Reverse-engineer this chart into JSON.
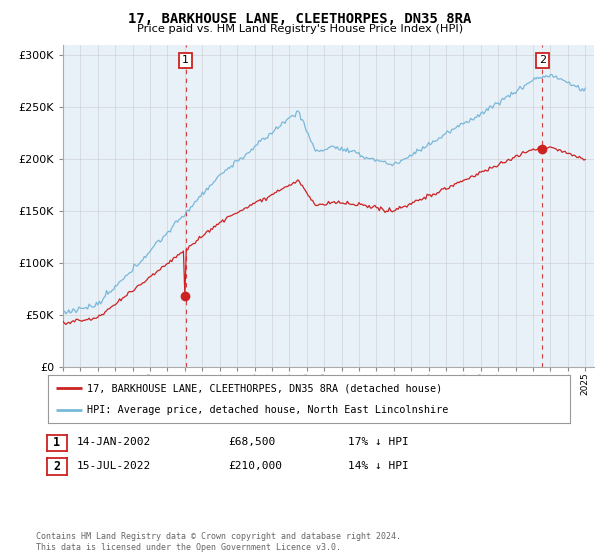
{
  "title": "17, BARKHOUSE LANE, CLEETHORPES, DN35 8RA",
  "subtitle": "Price paid vs. HM Land Registry's House Price Index (HPI)",
  "legend_line1": "17, BARKHOUSE LANE, CLEETHORPES, DN35 8RA (detached house)",
  "legend_line2": "HPI: Average price, detached house, North East Lincolnshire",
  "table_row1": [
    "1",
    "14-JAN-2002",
    "£68,500",
    "17% ↓ HPI"
  ],
  "table_row2": [
    "2",
    "15-JUL-2022",
    "£210,000",
    "14% ↓ HPI"
  ],
  "footer": "Contains HM Land Registry data © Crown copyright and database right 2024.\nThis data is licensed under the Open Government Licence v3.0.",
  "sale1_x": 2002.04,
  "sale1_y": 68500,
  "sale2_x": 2022.54,
  "sale2_y": 210000,
  "hpi_color": "#7ab8d9",
  "price_color": "#cc2222",
  "dashed_line_color": "#cc2222",
  "grid_color": "#cccccc",
  "chart_bg": "#e8f0f8",
  "bg_color": "#ffffff",
  "ylim": [
    0,
    310000
  ],
  "xlim_start": 1995.0,
  "xlim_end": 2025.5,
  "yticks": [
    0,
    50000,
    100000,
    150000,
    200000,
    250000,
    300000
  ]
}
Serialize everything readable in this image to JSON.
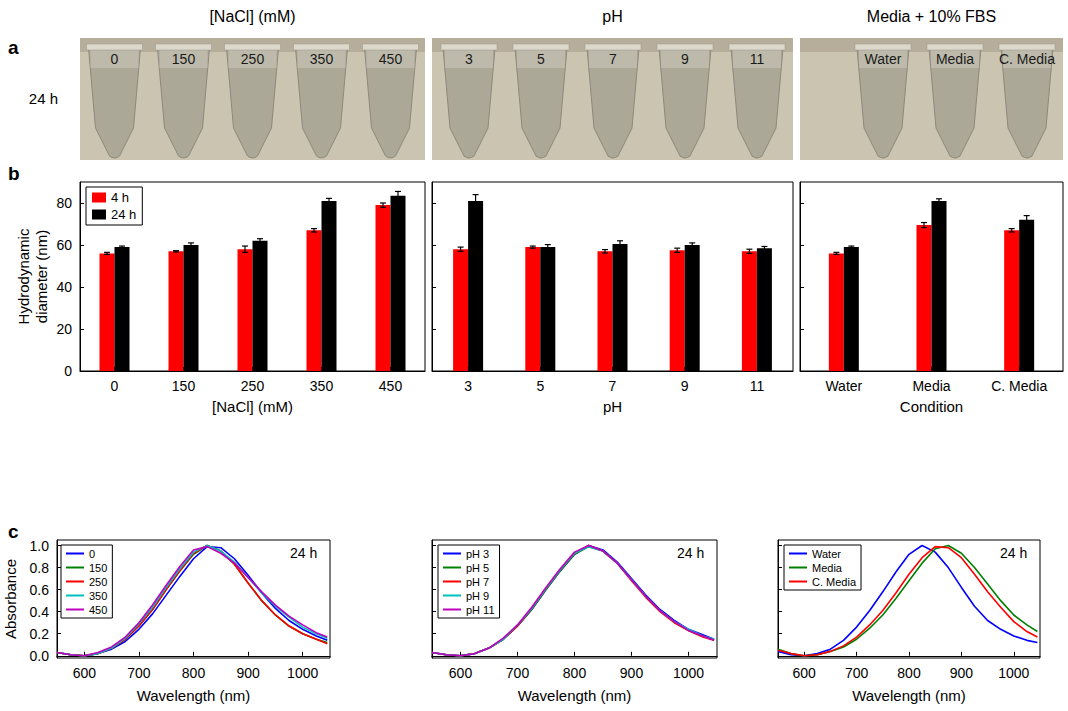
{
  "column_heads": [
    "[NaCl] (mM)",
    "pH",
    "Media + 10% FBS"
  ],
  "panel_letters": [
    "a",
    "b",
    "c"
  ],
  "panel_a": {
    "time": "24 h",
    "photos": [
      [
        "0",
        "150",
        "250",
        "350",
        "450"
      ],
      [
        "3",
        "5",
        "7",
        "9",
        "11"
      ],
      [
        "Water",
        "Media",
        "C. Media"
      ]
    ]
  },
  "chart_data": [
    {
      "type": "bar",
      "categories": [
        "0",
        "150",
        "250",
        "350",
        "450"
      ],
      "x_label": "[NaCl] (mM)",
      "y_label": "Hydrodynamic diameter (nm)",
      "ylim": [
        0,
        90
      ],
      "yticks": [
        0,
        20,
        40,
        60,
        80
      ],
      "legend": "top-left",
      "series": [
        {
          "name": "4 h",
          "color": "#ff0000",
          "values": [
            56,
            57,
            58,
            67,
            79
          ],
          "errors": [
            0.5,
            0.3,
            1.5,
            0.8,
            1
          ]
        },
        {
          "name": "24 h",
          "color": "#000000",
          "values": [
            59,
            60,
            62,
            81,
            83.5
          ],
          "errors": [
            0.5,
            1,
            1,
            1.2,
            2
          ]
        }
      ]
    },
    {
      "type": "bar",
      "categories": [
        "3",
        "5",
        "7",
        "9",
        "11"
      ],
      "x_label": "pH",
      "ylim": [
        0,
        90
      ],
      "yticks": [
        0,
        20,
        40,
        60,
        80
      ],
      "tick_labels": "x",
      "series": [
        {
          "name": "4 h",
          "color": "#ff0000",
          "values": [
            58,
            59,
            57,
            57.5,
            57
          ],
          "errors": [
            1,
            0.5,
            0.8,
            1,
            1
          ]
        },
        {
          "name": "24 h",
          "color": "#000000",
          "values": [
            81,
            59,
            60.5,
            60,
            58.5
          ],
          "errors": [
            3,
            1.2,
            1.5,
            1,
            0.8
          ]
        }
      ]
    },
    {
      "type": "bar",
      "categories": [
        "Water",
        "Media",
        "C. Media"
      ],
      "x_label": "Condition",
      "ylim": [
        0,
        90
      ],
      "yticks": [
        0,
        20,
        40,
        60,
        80
      ],
      "tick_labels": "x",
      "series": [
        {
          "name": "4 h",
          "color": "#ff0000",
          "values": [
            56,
            69.5,
            67
          ],
          "errors": [
            0.5,
            1.2,
            0.8
          ]
        },
        {
          "name": "24 h",
          "color": "#000000",
          "values": [
            59,
            81,
            72
          ],
          "errors": [
            0.5,
            1,
            2
          ]
        }
      ]
    },
    {
      "type": "line",
      "x": [
        550,
        575,
        600,
        625,
        650,
        675,
        700,
        725,
        750,
        775,
        800,
        825,
        850,
        875,
        900,
        925,
        950,
        975,
        1000,
        1025,
        1045
      ],
      "x_label": "Wavelength (nm)",
      "y_label": "Absorbance",
      "xlim": [
        550,
        1050
      ],
      "xticks": [
        600,
        700,
        800,
        900,
        1000
      ],
      "ylim": [
        -0.02,
        1.05
      ],
      "yticks": [
        {
          "value": 0,
          "label": "0.0"
        },
        0.2,
        0.4,
        0.6,
        0.8,
        {
          "value": 1,
          "label": "1.0"
        }
      ],
      "annotation": "24 h",
      "legend": "top-left",
      "series": [
        {
          "name": "0",
          "color": "#0000ff",
          "values": [
            0.03,
            0.01,
            0.0,
            0.02,
            0.06,
            0.13,
            0.24,
            0.38,
            0.55,
            0.72,
            0.88,
            0.99,
            0.98,
            0.88,
            0.73,
            0.57,
            0.43,
            0.32,
            0.24,
            0.18,
            0.14
          ]
        },
        {
          "name": "150",
          "color": "#008000",
          "values": [
            0.03,
            0.01,
            0.0,
            0.02,
            0.07,
            0.15,
            0.27,
            0.42,
            0.6,
            0.77,
            0.92,
            1.0,
            0.95,
            0.83,
            0.66,
            0.5,
            0.37,
            0.27,
            0.2,
            0.15,
            0.12
          ]
        },
        {
          "name": "250",
          "color": "#ff0000",
          "values": [
            0.03,
            0.01,
            0.0,
            0.02,
            0.07,
            0.15,
            0.27,
            0.42,
            0.6,
            0.77,
            0.93,
            1.0,
            0.95,
            0.83,
            0.66,
            0.5,
            0.37,
            0.27,
            0.2,
            0.15,
            0.11
          ]
        },
        {
          "name": "350",
          "color": "#00bfbf",
          "values": [
            0.03,
            0.01,
            0.0,
            0.02,
            0.07,
            0.16,
            0.29,
            0.44,
            0.62,
            0.79,
            0.94,
            1.0,
            0.95,
            0.85,
            0.71,
            0.57,
            0.45,
            0.35,
            0.26,
            0.2,
            0.16
          ]
        },
        {
          "name": "450",
          "color": "#bf00bf",
          "values": [
            0.03,
            0.01,
            0.0,
            0.03,
            0.08,
            0.17,
            0.3,
            0.46,
            0.64,
            0.81,
            0.96,
            0.99,
            0.93,
            0.84,
            0.71,
            0.58,
            0.46,
            0.36,
            0.28,
            0.21,
            0.17
          ]
        }
      ]
    },
    {
      "type": "line",
      "x": [
        550,
        575,
        600,
        625,
        650,
        675,
        700,
        725,
        750,
        775,
        800,
        825,
        850,
        875,
        900,
        925,
        950,
        975,
        1000,
        1025,
        1045
      ],
      "x_label": "Wavelength (nm)",
      "xlim": [
        550,
        1050
      ],
      "xticks": [
        600,
        700,
        800,
        900,
        1000
      ],
      "ylim": [
        -0.02,
        1.05
      ],
      "yticks": [
        {
          "value": 0,
          "label": "0.0"
        },
        0.2,
        0.4,
        0.6,
        0.8,
        {
          "value": 1,
          "label": "1.0"
        }
      ],
      "tick_labels": "x",
      "annotation": "24 h",
      "legend": "top-left",
      "series": [
        {
          "name": "pH 3",
          "color": "#0000ff",
          "values": [
            0.03,
            0.01,
            0.0,
            0.02,
            0.07,
            0.15,
            0.27,
            0.42,
            0.6,
            0.77,
            0.92,
            1.0,
            0.96,
            0.85,
            0.7,
            0.55,
            0.42,
            0.32,
            0.24,
            0.19,
            0.15
          ]
        },
        {
          "name": "pH 5",
          "color": "#008000",
          "values": [
            0.03,
            0.01,
            0.0,
            0.02,
            0.07,
            0.15,
            0.27,
            0.42,
            0.6,
            0.77,
            0.92,
            0.99,
            0.95,
            0.84,
            0.69,
            0.54,
            0.41,
            0.31,
            0.23,
            0.18,
            0.14
          ]
        },
        {
          "name": "pH 7",
          "color": "#ff0000",
          "values": [
            0.03,
            0.01,
            0.0,
            0.02,
            0.07,
            0.15,
            0.27,
            0.43,
            0.61,
            0.78,
            0.93,
            1.0,
            0.95,
            0.84,
            0.68,
            0.53,
            0.4,
            0.3,
            0.23,
            0.17,
            0.14
          ]
        },
        {
          "name": "pH 9",
          "color": "#00bfbf",
          "values": [
            0.03,
            0.01,
            0.0,
            0.02,
            0.07,
            0.15,
            0.28,
            0.43,
            0.61,
            0.78,
            0.93,
            0.99,
            0.95,
            0.84,
            0.69,
            0.54,
            0.41,
            0.31,
            0.24,
            0.18,
            0.15
          ]
        },
        {
          "name": "pH 11",
          "color": "#bf00bf",
          "values": [
            0.03,
            0.01,
            0.0,
            0.02,
            0.07,
            0.16,
            0.28,
            0.44,
            0.62,
            0.79,
            0.94,
            1.0,
            0.95,
            0.84,
            0.69,
            0.54,
            0.41,
            0.31,
            0.23,
            0.18,
            0.14
          ]
        }
      ]
    },
    {
      "type": "line",
      "x": [
        550,
        575,
        600,
        625,
        650,
        675,
        700,
        725,
        750,
        775,
        800,
        825,
        850,
        875,
        900,
        925,
        950,
        975,
        1000,
        1025,
        1045
      ],
      "x_label": "Wavelength (nm)",
      "xlim": [
        550,
        1050
      ],
      "xticks": [
        600,
        700,
        800,
        900,
        1000
      ],
      "ylim": [
        -0.02,
        1.05
      ],
      "yticks": [
        {
          "value": 0,
          "label": "0.0"
        },
        0.2,
        0.4,
        0.6,
        0.8,
        {
          "value": 1,
          "label": "1.0"
        }
      ],
      "tick_labels": "x",
      "annotation": "24 h",
      "legend": "top-left",
      "series": [
        {
          "name": "Water",
          "color": "#0000ff",
          "values": [
            0.04,
            0.01,
            0.0,
            0.02,
            0.06,
            0.14,
            0.26,
            0.41,
            0.58,
            0.76,
            0.92,
            1.0,
            0.94,
            0.8,
            0.62,
            0.45,
            0.32,
            0.24,
            0.18,
            0.14,
            0.12
          ]
        },
        {
          "name": "Media",
          "color": "#008000",
          "values": [
            0.06,
            0.02,
            0.0,
            0.01,
            0.04,
            0.08,
            0.15,
            0.25,
            0.37,
            0.52,
            0.68,
            0.84,
            0.97,
            1.0,
            0.93,
            0.8,
            0.65,
            0.5,
            0.37,
            0.28,
            0.22
          ]
        },
        {
          "name": "C. Media",
          "color": "#ff0000",
          "values": [
            0.05,
            0.02,
            0.0,
            0.01,
            0.04,
            0.09,
            0.17,
            0.28,
            0.41,
            0.57,
            0.74,
            0.89,
            0.99,
            0.98,
            0.89,
            0.74,
            0.58,
            0.44,
            0.31,
            0.22,
            0.17
          ]
        }
      ]
    }
  ]
}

------------------------------------------------

WHAT TO PRODUCE. Look through the entries above and report each line where the string "CLEETHORPES" occurs.

WRITTEN ANSWER.
  "title": "17, BARKHOUSE LANE, CLEETHORPES, DN35 8RA",
  "legend_line1": "17, BARKHOUSE LANE, CLEETHORPES, DN35 8RA (detached house)",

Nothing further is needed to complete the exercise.